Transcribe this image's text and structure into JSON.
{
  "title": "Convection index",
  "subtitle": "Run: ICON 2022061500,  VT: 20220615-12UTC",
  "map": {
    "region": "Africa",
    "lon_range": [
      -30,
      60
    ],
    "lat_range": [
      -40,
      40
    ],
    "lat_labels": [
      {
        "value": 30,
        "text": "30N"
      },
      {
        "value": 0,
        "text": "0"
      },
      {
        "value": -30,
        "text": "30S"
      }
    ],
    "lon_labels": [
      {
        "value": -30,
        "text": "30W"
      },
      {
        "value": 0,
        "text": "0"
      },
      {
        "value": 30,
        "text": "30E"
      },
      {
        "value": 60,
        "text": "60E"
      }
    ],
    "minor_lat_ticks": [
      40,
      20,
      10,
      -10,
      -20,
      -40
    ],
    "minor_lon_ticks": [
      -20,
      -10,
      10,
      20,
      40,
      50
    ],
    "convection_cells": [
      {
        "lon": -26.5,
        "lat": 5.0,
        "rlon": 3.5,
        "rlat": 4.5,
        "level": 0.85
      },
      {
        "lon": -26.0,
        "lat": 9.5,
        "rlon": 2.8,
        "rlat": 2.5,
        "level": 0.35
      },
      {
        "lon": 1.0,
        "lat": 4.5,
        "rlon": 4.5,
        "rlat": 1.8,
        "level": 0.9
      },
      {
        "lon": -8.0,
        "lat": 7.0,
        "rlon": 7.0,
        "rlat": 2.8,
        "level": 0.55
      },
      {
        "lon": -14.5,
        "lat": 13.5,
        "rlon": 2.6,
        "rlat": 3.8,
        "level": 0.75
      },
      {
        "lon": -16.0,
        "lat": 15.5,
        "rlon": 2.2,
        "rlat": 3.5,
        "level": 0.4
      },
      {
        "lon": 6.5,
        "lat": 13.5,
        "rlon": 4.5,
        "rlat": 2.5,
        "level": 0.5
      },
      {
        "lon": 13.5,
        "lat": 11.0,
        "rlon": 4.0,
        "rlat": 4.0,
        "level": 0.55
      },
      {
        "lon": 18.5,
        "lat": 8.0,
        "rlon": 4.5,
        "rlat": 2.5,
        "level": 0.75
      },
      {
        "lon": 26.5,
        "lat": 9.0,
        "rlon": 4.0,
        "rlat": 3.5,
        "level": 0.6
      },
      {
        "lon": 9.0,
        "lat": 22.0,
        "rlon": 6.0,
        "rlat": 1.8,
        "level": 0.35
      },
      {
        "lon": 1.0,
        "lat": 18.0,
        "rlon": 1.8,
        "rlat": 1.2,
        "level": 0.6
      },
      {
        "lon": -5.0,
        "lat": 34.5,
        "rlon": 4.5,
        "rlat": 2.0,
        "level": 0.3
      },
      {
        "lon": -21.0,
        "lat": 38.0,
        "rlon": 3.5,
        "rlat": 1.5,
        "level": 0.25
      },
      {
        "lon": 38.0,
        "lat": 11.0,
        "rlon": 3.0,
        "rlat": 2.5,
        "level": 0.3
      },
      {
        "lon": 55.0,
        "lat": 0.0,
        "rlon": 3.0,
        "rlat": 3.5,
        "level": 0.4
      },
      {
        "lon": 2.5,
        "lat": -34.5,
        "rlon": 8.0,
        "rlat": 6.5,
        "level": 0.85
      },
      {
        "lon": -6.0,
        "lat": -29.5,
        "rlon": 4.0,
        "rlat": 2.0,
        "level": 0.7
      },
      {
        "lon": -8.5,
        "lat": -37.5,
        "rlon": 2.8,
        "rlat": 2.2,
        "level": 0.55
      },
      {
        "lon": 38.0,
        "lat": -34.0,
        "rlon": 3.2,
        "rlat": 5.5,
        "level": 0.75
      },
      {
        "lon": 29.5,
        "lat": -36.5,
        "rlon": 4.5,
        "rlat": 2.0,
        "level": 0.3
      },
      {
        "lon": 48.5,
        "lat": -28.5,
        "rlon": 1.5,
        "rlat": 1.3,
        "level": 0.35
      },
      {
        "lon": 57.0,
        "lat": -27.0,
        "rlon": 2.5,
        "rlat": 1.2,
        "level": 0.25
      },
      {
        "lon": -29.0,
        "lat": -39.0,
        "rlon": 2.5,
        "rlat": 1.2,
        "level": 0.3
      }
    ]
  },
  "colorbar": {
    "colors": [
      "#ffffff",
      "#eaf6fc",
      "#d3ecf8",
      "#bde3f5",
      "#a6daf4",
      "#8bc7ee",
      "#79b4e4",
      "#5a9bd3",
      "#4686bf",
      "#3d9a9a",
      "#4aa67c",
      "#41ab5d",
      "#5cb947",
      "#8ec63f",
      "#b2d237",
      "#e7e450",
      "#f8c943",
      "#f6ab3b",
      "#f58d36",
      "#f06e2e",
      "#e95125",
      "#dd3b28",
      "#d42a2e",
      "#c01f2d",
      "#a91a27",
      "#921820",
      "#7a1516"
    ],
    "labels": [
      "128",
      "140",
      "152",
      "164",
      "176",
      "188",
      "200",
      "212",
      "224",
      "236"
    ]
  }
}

...

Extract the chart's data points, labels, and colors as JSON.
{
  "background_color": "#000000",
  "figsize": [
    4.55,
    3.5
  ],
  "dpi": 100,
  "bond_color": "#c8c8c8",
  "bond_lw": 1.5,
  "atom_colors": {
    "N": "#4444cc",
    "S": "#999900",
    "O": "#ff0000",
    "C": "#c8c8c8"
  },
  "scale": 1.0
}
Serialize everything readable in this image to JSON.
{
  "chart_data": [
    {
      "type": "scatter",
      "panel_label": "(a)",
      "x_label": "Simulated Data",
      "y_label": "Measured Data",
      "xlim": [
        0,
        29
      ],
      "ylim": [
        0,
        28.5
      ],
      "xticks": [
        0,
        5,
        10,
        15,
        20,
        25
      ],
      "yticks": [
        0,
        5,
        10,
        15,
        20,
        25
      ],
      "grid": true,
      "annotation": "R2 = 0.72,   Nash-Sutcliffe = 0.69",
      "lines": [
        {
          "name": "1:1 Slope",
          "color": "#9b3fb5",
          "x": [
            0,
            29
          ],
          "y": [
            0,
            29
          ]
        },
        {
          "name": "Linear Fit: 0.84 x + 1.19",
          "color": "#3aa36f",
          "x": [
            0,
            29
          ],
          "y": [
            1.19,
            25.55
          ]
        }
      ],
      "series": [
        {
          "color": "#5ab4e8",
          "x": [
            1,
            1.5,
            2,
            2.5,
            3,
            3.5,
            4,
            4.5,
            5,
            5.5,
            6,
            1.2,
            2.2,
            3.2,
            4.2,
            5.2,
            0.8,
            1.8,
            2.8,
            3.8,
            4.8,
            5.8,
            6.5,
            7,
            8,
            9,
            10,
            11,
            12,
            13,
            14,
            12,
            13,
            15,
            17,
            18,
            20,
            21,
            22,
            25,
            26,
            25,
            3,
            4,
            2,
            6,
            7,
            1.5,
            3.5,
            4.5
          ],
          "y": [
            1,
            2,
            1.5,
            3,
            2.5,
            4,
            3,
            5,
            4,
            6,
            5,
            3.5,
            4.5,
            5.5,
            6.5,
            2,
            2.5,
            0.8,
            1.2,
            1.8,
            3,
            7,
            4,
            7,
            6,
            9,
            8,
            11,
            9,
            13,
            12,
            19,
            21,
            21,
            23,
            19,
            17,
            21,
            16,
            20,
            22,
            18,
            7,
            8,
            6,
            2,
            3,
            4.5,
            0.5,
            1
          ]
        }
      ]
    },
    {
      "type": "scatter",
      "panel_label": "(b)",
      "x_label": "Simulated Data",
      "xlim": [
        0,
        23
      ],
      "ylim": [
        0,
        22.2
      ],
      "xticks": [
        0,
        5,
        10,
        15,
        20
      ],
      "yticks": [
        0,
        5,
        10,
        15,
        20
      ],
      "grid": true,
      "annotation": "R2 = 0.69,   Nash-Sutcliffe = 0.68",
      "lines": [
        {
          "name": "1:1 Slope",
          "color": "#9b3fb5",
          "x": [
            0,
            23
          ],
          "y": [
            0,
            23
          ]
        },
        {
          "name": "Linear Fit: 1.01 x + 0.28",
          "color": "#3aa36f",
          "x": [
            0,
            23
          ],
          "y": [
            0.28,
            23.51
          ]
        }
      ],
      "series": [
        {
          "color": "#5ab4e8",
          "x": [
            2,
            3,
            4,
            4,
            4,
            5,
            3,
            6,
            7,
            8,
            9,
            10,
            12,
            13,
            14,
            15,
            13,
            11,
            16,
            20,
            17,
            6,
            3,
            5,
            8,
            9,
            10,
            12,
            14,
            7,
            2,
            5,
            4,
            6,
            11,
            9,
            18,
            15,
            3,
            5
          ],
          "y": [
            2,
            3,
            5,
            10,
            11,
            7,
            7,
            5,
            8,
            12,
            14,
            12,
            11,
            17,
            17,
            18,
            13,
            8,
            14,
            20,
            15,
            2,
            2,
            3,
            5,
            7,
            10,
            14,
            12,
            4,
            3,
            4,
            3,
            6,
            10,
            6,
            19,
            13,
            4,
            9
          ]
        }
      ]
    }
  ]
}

---

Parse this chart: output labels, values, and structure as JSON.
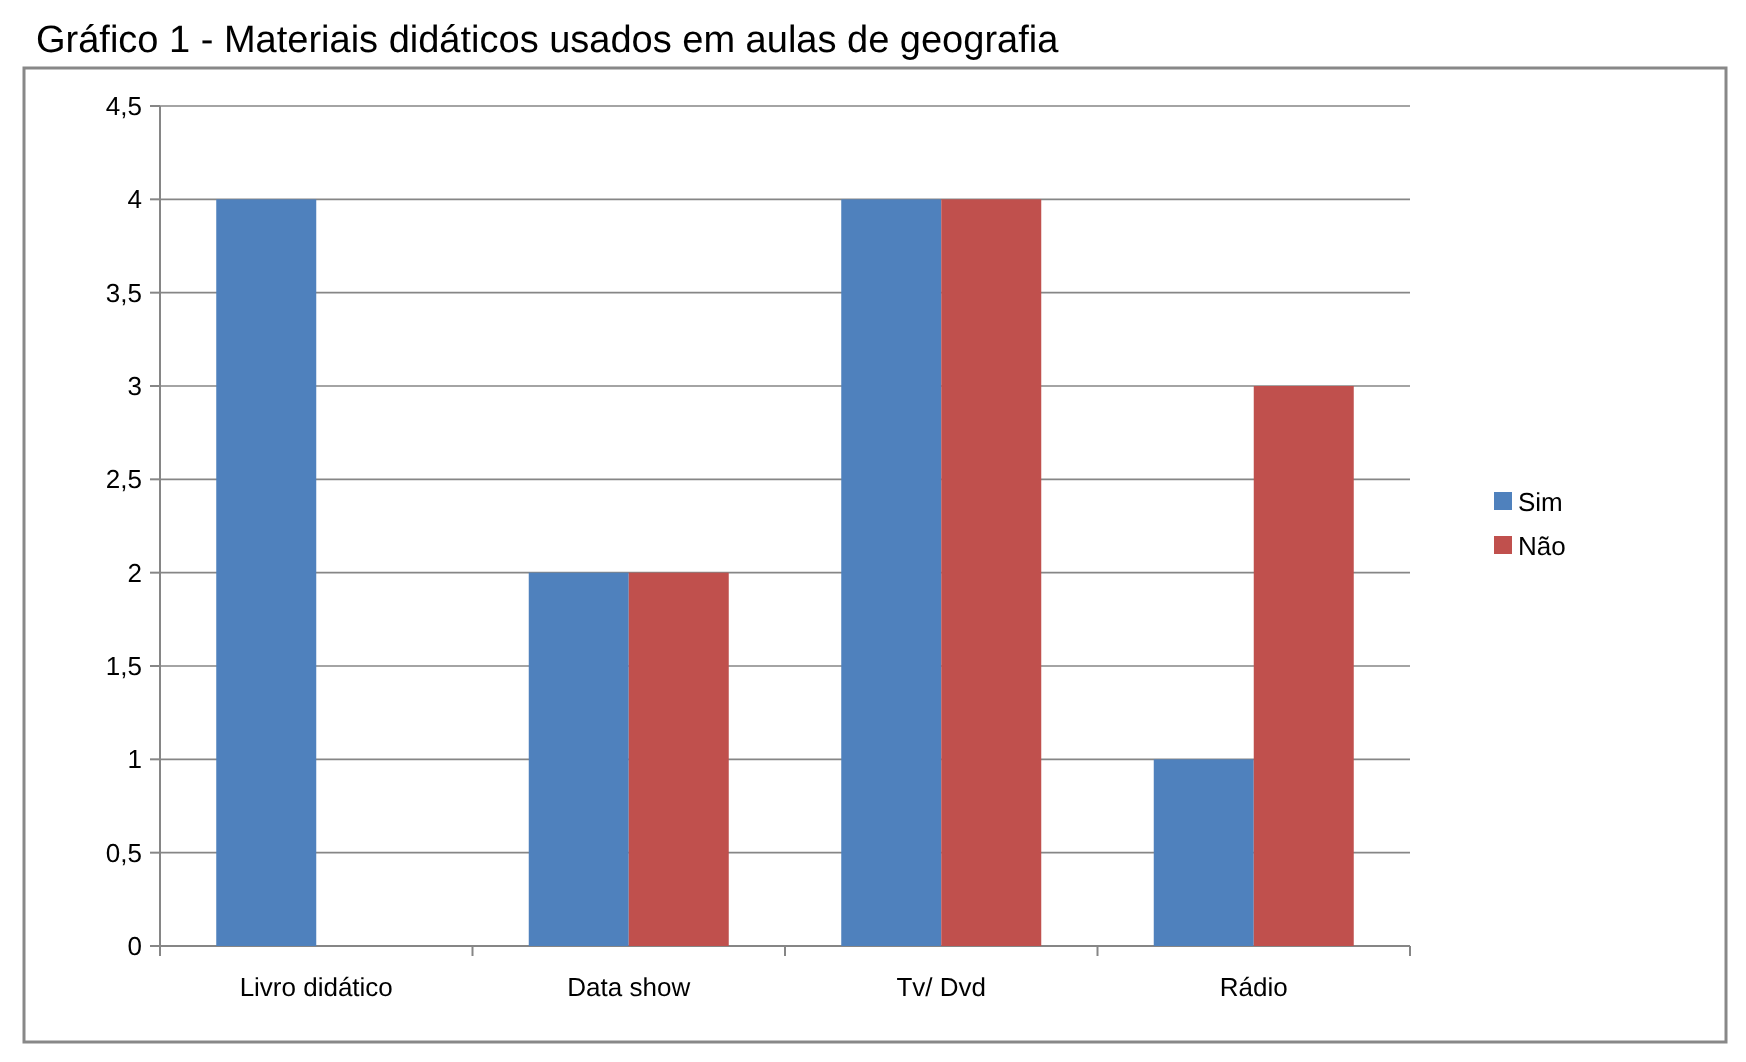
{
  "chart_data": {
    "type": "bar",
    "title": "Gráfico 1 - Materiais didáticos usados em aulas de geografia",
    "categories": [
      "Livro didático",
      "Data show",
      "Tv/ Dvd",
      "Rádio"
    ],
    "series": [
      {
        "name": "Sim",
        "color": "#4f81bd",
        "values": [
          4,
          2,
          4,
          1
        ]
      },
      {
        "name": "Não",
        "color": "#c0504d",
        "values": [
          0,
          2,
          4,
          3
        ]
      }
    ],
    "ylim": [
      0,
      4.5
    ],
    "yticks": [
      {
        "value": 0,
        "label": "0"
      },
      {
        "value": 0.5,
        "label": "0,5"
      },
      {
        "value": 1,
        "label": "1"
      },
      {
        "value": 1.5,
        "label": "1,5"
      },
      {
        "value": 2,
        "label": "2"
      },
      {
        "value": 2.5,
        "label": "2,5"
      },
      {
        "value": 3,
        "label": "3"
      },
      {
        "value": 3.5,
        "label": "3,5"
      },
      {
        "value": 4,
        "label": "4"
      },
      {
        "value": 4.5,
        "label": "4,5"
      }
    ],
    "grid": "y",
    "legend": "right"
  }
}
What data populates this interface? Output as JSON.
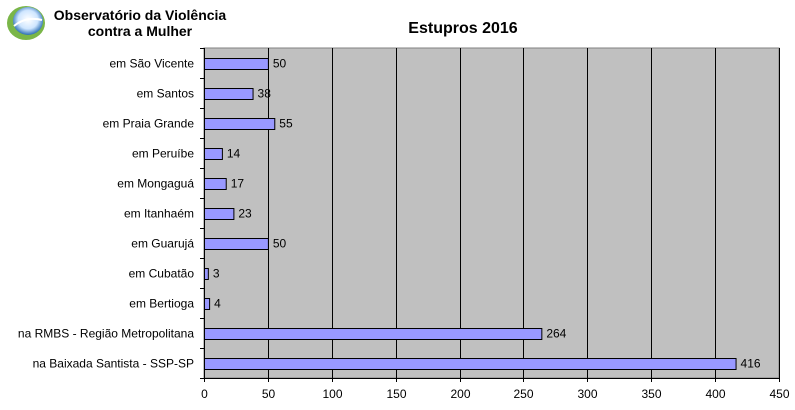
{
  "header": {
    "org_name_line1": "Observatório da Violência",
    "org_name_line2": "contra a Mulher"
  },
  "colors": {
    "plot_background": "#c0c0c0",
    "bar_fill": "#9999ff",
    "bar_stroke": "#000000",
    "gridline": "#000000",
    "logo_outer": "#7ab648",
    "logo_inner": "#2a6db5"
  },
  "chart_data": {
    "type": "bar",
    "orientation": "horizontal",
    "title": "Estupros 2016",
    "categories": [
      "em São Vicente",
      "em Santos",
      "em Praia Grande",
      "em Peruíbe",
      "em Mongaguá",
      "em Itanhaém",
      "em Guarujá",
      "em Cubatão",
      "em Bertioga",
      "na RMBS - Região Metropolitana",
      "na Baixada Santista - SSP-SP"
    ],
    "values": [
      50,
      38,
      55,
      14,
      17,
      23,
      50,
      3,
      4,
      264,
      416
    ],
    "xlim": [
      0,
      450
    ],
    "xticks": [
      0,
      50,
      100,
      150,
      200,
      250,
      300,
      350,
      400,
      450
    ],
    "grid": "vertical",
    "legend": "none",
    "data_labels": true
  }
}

(OBJECTIVE): Copy every line that includes the string "Sutcliffe" from the material above.

(RESULT BELOW):
      "annotation": "R2 = 0.72,   Nash-Sutcliffe = 0.69",
      "annotation": "R2 = 0.69,   Nash-Sutcliffe = 0.68",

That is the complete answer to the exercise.